> **Directions**: Omit the images. Copy each entry word for word.
** Begin Dataset records **
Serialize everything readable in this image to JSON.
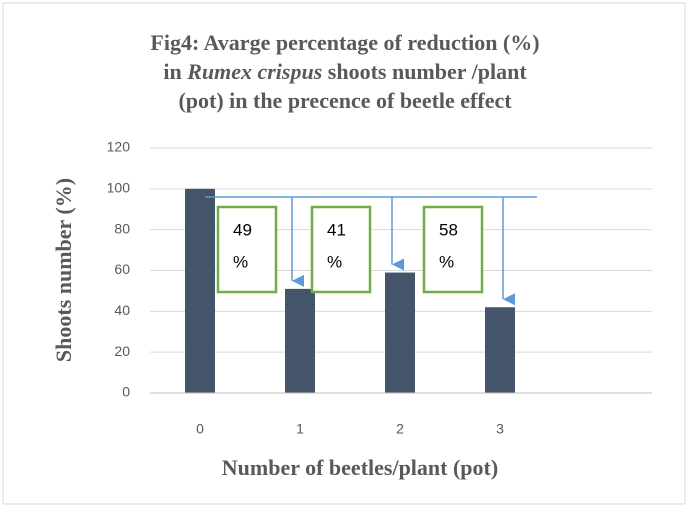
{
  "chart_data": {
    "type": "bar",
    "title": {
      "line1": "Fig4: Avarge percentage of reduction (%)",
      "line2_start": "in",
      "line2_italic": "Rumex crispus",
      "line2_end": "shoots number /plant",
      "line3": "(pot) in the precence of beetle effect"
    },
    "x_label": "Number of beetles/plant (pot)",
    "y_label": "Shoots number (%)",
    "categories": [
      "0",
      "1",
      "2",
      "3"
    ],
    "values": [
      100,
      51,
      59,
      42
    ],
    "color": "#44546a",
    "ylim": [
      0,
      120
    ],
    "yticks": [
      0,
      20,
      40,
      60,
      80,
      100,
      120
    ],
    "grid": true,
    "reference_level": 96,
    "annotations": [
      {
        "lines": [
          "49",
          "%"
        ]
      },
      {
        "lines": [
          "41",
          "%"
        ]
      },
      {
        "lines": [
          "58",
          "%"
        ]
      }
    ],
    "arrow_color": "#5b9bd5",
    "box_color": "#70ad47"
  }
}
** End Dataset records **
> **Result of this exercise**:
Serialize everything readable in this image to JSON.
{
  "chart_data": {
    "type": "bar",
    "title": {
      "line1": "Fig4: Avarge percentage of reduction (%)",
      "line2_start": "in",
      "line2_italic": "Rumex crispus",
      "line2_end": "shoots number /plant",
      "line3": "(pot) in the precence of beetle effect"
    },
    "x_label": "Number of beetles/plant (pot)",
    "y_label": "Shoots number (%)",
    "categories": [
      "0",
      "1",
      "2",
      "3"
    ],
    "values": [
      100,
      51,
      59,
      42
    ],
    "color": "#44546a",
    "ylim": [
      0,
      120
    ],
    "yticks": [
      0,
      20,
      40,
      60,
      80,
      100,
      120
    ],
    "grid": true,
    "reference_level": 96,
    "annotations": [
      {
        "lines": [
          "49",
          "%"
        ]
      },
      {
        "lines": [
          "41",
          "%"
        ]
      },
      {
        "lines": [
          "58",
          "%"
        ]
      }
    ],
    "arrow_color": "#5b9bd5",
    "box_color": "#70ad47"
  }
}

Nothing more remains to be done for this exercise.